Provided entries

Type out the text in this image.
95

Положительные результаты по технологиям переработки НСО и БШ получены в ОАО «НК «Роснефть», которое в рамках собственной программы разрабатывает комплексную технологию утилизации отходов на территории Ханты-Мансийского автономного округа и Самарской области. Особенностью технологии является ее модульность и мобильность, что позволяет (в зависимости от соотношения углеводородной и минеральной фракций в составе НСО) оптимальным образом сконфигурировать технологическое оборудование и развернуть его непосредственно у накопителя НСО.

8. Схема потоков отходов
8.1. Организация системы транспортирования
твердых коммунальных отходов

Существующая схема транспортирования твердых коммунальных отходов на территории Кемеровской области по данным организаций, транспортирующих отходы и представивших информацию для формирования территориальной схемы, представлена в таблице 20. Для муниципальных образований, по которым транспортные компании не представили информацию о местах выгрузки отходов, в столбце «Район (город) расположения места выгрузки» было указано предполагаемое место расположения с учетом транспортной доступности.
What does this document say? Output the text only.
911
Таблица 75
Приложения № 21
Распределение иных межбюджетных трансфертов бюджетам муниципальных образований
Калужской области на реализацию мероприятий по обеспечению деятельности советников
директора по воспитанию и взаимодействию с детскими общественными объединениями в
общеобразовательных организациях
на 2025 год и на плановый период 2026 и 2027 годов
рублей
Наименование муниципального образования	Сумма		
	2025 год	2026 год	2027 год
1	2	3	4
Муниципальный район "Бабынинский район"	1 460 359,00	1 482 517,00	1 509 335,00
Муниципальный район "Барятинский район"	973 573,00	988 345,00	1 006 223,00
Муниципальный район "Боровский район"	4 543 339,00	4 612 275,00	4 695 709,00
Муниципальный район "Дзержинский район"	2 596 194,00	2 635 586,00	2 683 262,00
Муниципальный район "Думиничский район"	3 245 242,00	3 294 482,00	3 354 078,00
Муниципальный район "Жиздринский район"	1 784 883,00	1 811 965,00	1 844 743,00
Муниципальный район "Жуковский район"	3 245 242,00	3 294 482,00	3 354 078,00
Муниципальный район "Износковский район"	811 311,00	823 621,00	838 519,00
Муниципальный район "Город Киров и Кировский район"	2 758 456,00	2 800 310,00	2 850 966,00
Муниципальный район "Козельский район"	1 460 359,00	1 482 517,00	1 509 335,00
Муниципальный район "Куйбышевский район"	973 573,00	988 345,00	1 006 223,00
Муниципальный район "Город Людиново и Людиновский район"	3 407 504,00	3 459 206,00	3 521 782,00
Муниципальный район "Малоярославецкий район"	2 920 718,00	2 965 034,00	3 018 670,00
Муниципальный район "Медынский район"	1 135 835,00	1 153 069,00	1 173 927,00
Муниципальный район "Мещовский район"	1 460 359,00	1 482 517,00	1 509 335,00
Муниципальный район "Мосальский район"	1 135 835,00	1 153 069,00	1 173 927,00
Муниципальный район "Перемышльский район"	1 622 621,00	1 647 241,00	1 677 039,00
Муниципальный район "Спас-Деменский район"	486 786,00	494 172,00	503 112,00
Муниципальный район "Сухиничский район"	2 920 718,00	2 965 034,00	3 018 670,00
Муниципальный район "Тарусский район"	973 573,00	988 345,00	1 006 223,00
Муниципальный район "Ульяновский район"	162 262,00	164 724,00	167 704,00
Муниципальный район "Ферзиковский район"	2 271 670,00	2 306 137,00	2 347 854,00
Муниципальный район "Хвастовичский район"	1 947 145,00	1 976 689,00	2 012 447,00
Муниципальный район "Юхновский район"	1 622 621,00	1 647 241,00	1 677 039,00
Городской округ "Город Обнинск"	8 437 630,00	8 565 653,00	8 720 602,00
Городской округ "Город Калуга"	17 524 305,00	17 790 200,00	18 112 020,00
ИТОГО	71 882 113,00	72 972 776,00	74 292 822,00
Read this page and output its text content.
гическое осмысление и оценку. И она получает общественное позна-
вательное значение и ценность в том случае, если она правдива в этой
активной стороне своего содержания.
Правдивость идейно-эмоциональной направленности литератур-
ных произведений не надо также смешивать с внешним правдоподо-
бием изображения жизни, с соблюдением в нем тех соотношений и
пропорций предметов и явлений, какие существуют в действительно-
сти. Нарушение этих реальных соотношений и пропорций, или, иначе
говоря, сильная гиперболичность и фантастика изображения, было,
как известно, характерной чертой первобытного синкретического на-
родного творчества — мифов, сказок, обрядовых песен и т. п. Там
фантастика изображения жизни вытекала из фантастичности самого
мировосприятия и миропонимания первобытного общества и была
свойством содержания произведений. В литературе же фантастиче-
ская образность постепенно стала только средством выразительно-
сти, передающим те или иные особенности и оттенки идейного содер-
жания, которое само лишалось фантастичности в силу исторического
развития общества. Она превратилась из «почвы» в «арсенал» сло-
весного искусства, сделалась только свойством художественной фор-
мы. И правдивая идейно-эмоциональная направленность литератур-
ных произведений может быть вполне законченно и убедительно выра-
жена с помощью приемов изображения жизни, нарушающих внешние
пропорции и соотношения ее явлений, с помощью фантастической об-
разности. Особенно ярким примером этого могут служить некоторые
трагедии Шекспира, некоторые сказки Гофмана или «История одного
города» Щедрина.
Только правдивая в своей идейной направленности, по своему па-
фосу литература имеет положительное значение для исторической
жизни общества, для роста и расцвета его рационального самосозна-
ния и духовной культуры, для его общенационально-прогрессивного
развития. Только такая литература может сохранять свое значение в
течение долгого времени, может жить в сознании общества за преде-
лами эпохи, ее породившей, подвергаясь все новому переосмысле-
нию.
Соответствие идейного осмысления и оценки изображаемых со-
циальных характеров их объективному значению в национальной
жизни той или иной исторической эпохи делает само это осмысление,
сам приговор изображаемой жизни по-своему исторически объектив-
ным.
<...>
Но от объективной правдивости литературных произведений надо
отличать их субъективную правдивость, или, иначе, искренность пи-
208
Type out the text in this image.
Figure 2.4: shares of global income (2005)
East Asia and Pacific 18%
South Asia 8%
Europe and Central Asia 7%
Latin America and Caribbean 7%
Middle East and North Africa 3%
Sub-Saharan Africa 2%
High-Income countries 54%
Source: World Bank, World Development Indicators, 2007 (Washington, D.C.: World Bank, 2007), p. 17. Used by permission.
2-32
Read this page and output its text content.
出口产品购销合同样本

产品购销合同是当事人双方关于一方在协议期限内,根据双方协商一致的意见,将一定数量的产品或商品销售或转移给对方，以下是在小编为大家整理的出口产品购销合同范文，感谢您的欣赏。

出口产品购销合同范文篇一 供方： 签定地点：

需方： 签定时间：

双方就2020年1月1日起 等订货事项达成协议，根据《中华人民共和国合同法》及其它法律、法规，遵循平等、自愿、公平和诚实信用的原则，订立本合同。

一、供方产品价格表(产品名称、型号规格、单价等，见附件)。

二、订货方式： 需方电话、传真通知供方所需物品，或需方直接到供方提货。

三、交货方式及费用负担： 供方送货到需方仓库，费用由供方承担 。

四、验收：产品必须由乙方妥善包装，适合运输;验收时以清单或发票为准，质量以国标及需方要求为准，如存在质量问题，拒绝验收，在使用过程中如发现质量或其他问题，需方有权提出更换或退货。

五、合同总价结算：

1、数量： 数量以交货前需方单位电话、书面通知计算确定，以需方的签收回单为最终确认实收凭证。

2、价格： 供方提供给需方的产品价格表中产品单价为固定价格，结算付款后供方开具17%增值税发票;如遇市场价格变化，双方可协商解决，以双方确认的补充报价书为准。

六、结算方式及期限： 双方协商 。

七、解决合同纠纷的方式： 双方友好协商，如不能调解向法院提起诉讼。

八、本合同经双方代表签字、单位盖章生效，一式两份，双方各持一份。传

Problem requirements
Restate the data above word for word.

Solution to the exercise
Type out the text in this image.
95

Положительные результаты по технологиям переработки НСО и БШ получены в ОАО «НК «Роснефть», которое в рамках собственной программы разрабатывает комплексную технологию утилизации отходов на территории Ханты-Мансийского автономного округа и Самарской области. Особенностью технологии является ее модульность и мобильность, что позволяет (в зависимости от соотношения углеводородной и минеральной фракций в составе НСО) оптимальным образом сконфигурировать технологическое оборудование и развернуть его непосредственно у накопителя НСО.

8. Схема потоков отходов
8.1. Организация системы транспортирования
твердых коммунальных отходов

Существующая схема транспортирования твердых коммунальных отходов на территории Кемеровской области по данным организаций, транспортирующих отходы и представивших информацию для формирования территориальной схемы, представлена в таблице 20. Для муниципальных образований, по которым транспортные компании не представили информацию о местах выгрузки отходов, в столбце «Район (город) расположения места выгрузки» было указано предполагаемое место расположения с учетом транспортной доступности.
What does this document say? Output the text only.
911
Таблица 75
Приложения № 21
Распределение иных межбюджетных трансфертов бюджетам муниципальных образований
Калужской области на реализацию мероприятий по обеспечению деятельности советников
директора по воспитанию и взаимодействию с детскими общественными объединениями в
общеобразовательных организациях
на 2025 год и на плановый период 2026 и 2027 годов
рублей
Наименование муниципального образования	Сумма		
	2025 год	2026 год	2027 год
1	2	3	4
Муниципальный район "Бабынинский район"	1 460 359,00	1 482 517,00	1 509 335,00
Муниципальный район "Барятинский район"	973 573,00	988 345,00	1 006 223,00
Муниципальный район "Боровский район"	4 543 339,00	4 612 275,00	4 695 709,00
Муниципальный район "Дзержинский район"	2 596 194,00	2 635 586,00	2 683 262,00
Муниципальный район "Думиничский район"	3 245 242,00	3 294 482,00	3 354 078,00
Муниципальный район "Жиздринский район"	1 784 883,00	1 811 965,00	1 844 743,00
Муниципальный район "Жуковский район"	3 245 242,00	3 294 482,00	3 354 078,00
Муниципальный район "Износковский район"	811 311,00	823 621,00	838 519,00
Муниципальный район "Город Киров и Кировский район"	2 758 456,00	2 800 310,00	2 850 966,00
Муниципальный район "Козельский район"	1 460 359,00	1 482 517,00	1 509 335,00
Муниципальный район "Куйбышевский район"	973 573,00	988 345,00	1 006 223,00
Муниципальный район "Город Людиново и Людиновский район"	3 407 504,00	3 459 206,00	3 521 782,00
Муниципальный район "Малоярославецкий район"	2 920 718,00	2 965 034,00	3 018 670,00
Муниципальный район "Медынский район"	1 135 835,00	1 153 069,00	1 173 927,00
Муниципальный район "Мещовский район"	1 460 359,00	1 482 517,00	1 509 335,00
Муниципальный район "Мосальский район"	1 135 835,00	1 153 069,00	1 173 927,00
Муниципальный район "Перемышльский район"	1 622 621,00	1 647 241,00	1 677 039,00
Муниципальный район "Спас-Деменский район"	486 786,00	494 172,00	503 112,00
Муниципальный район "Сухиничский район"	2 920 718,00	2 965 034,00	3 018 670,00
Муниципальный район "Тарусский район"	973 573,00	988 345,00	1 006 223,00
Муниципальный район "Ульяновский район"	162 262,00	164 724,00	167 704,00
Муниципальный район "Ферзиковский район"	2 271 670,00	2 306 137,00	2 347 854,00
Муниципальный район "Хвастовичский район"	1 947 145,00	1 976 689,00	2 012 447,00
Муниципальный район "Юхновский район"	1 622 621,00	1 647 241,00	1 677 039,00
Городской округ "Город Обнинск"	8 437 630,00	8 565 653,00	8 720 602,00
Городской округ "Город Калуга"	17 524 305,00	17 790 200,00	18 112 020,00
ИТОГО	71 882 113,00	72 972 776,00	74 292 822,00
Read this page and output its text content.
гическое осмысление и оценку. И она получает общественное позна-
вательное значение и ценность в том случае, если она правдива в этой
активной стороне своего содержания.
Правдивость идейно-эмоциональной направленности литератур-
ных произведений не надо также смешивать с внешним правдоподо-
бием изображения жизни, с соблюдением в нем тех соотношений и
пропорций предметов и явлений, какие существуют в действительно-
сти. Нарушение этих реальных соотношений и пропорций, или, иначе
говоря, сильная гиперболичность и фантастика изображения, было,
как известно, характерной чертой первобытного синкретического на-
родного творчества — мифов, сказок, обрядовых песен и т. п. Там
фантастика изображения жизни вытекала из фантастичности самого
мировосприятия и миропонимания первобытного общества и была
свойством содержания произведений. В литературе же фантастиче-
ская образность постепенно стала только средством выразительно-
сти, передающим те или иные особенности и оттенки идейного содер-
жания, которое само лишалось фантастичности в силу исторического
развития общества. Она превратилась из «почвы» в «арсенал» сло-
весного искусства, сделалась только свойством художественной фор-
мы. И правдивая идейно-эмоциональная направленность литератур-
ных произведений может быть вполне законченно и убедительно выра-
жена с помощью приемов изображения жизни, нарушающих внешние
пропорции и соотношения ее явлений, с помощью фантастической об-
разности. Особенно ярким примером этого могут служить некоторые
трагедии Шекспира, некоторые сказки Гофмана или «История одного
города» Щедрина.
Только правдивая в своей идейной направленности, по своему па-
фосу литература имеет положительное значение для исторической
жизни общества, для роста и расцвета его рационального самосозна-
ния и духовной культуры, для его общенационально-прогрессивного
развития. Только такая литература может сохранять свое значение в
течение долгого времени, может жить в сознании общества за преде-
лами эпохи, ее породившей, подвергаясь все новому переосмысле-
нию.
Соответствие идейного осмысления и оценки изображаемых со-
циальных характеров их объективному значению в национальной
жизни той или иной исторической эпохи делает само это осмысление,
сам приговор изображаемой жизни по-своему исторически объектив-
ным.
<...>
Но от объективной правдивости литературных произведений надо
отличать их субъективную правдивость, или, иначе, искренность пи-
208
Type out the text in this image.
Figure 2.4: shares of global income (2005)
East Asia and Pacific 18%
South Asia 8%
Europe and Central Asia 7%
Latin America and Caribbean 7%
Middle East and North Africa 3%
Sub-Saharan Africa 2%
High-Income countries 54%
Source: World Bank, World Development Indicators, 2007 (Washington, D.C.: World Bank, 2007), p. 17. Used by permission.
2-32
Read this page and output its text content.
出口产品购销合同样本

产品购销合同是当事人双方关于一方在协议期限内,根据双方协商一致的意见,将一定数量的产品或商品销售或转移给对方，以下是在小编为大家整理的出口产品购销合同范文，感谢您的欣赏。

出口产品购销合同范文篇一 供方： 签定地点：

需方： 签定时间：

双方就2020年1月1日起 等订货事项达成协议，根据《中华人民共和国合同法》及其它法律、法规，遵循平等、自愿、公平和诚实信用的原则，订立本合同。

一、供方产品价格表(产品名称、型号规格、单价等，见附件)。

二、订货方式： 需方电话、传真通知供方所需物品，或需方直接到供方提货。

三、交货方式及费用负担： 供方送货到需方仓库，费用由供方承担 。

四、验收：产品必须由乙方妥善包装，适合运输;验收时以清单或发票为准，质量以国标及需方要求为准，如存在质量问题，拒绝验收，在使用过程中如发现质量或其他问题，需方有权提出更换或退货。

五、合同总价结算：

1、数量： 数量以交货前需方单位电话、书面通知计算确定，以需方的签收回单为最终确认实收凭证。

2、价格： 供方提供给需方的产品价格表中产品单价为固定价格，结算付款后供方开具17%增值税发票;如遇市场价格变化，双方可协商解决，以双方确认的补充报价书为准。

六、结算方式及期限： 双方协商 。

七、解决合同纠纷的方式： 双方友好协商，如不能调解向法院提起诉讼。

八、本合同经双方代表签字、单位盖章生效，一式两份，双方各持一份。传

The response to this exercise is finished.